Stored entries
□ □ □ □
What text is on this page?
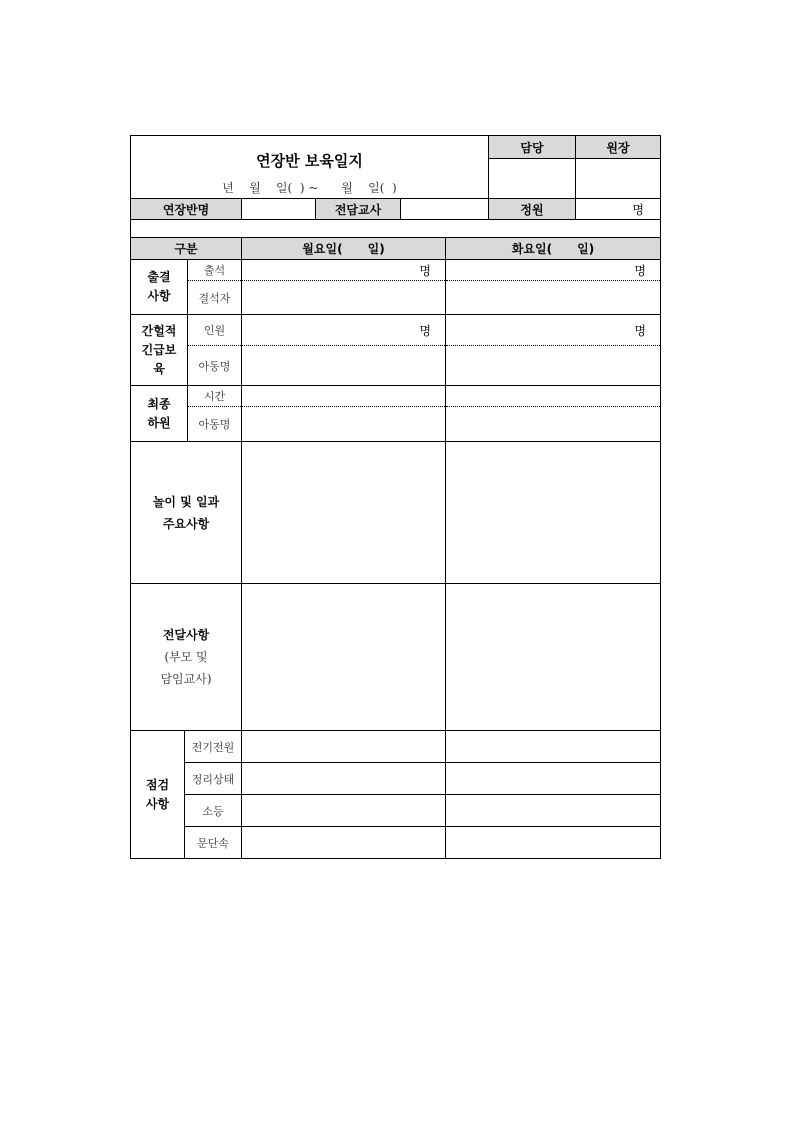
연장반 보육일지				담당	원장

년    월    일(  ) ~      월    일(  )					
연장반명		전담교사		정원	명

구분		월요일(      일)	화요일(      일)

출결
사항	출석	명	명
	결석자		

간헐적
긴급보
육	인원	명	명
	아동명		

최종
하원	시간		
	아동명		

놀이 및 일과
주요사항			

전달사항
(부모 및
담임교사)			

점검
사항	전기전원		
	정리상태		
	소등		
	문단속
□ □ □ □
Your task is to reproduce all of the material exactly. The pictures stay out.

> **Task result**
What text is on this page?
연장반 보육일지				담당	원장

년    월    일(  ) ~      월    일(  )					
연장반명		전담교사		정원	명

구분		월요일(      일)	화요일(      일)

출결
사항	출석	명	명
	결석자		

간헐적
긴급보
육	인원	명	명
	아동명		

최종
하원	시간		
	아동명		

놀이 및 일과
주요사항			

전달사항
(부모 및
담임교사)			

점검
사항	전기전원		
	정리상태		
	소등		
	문단속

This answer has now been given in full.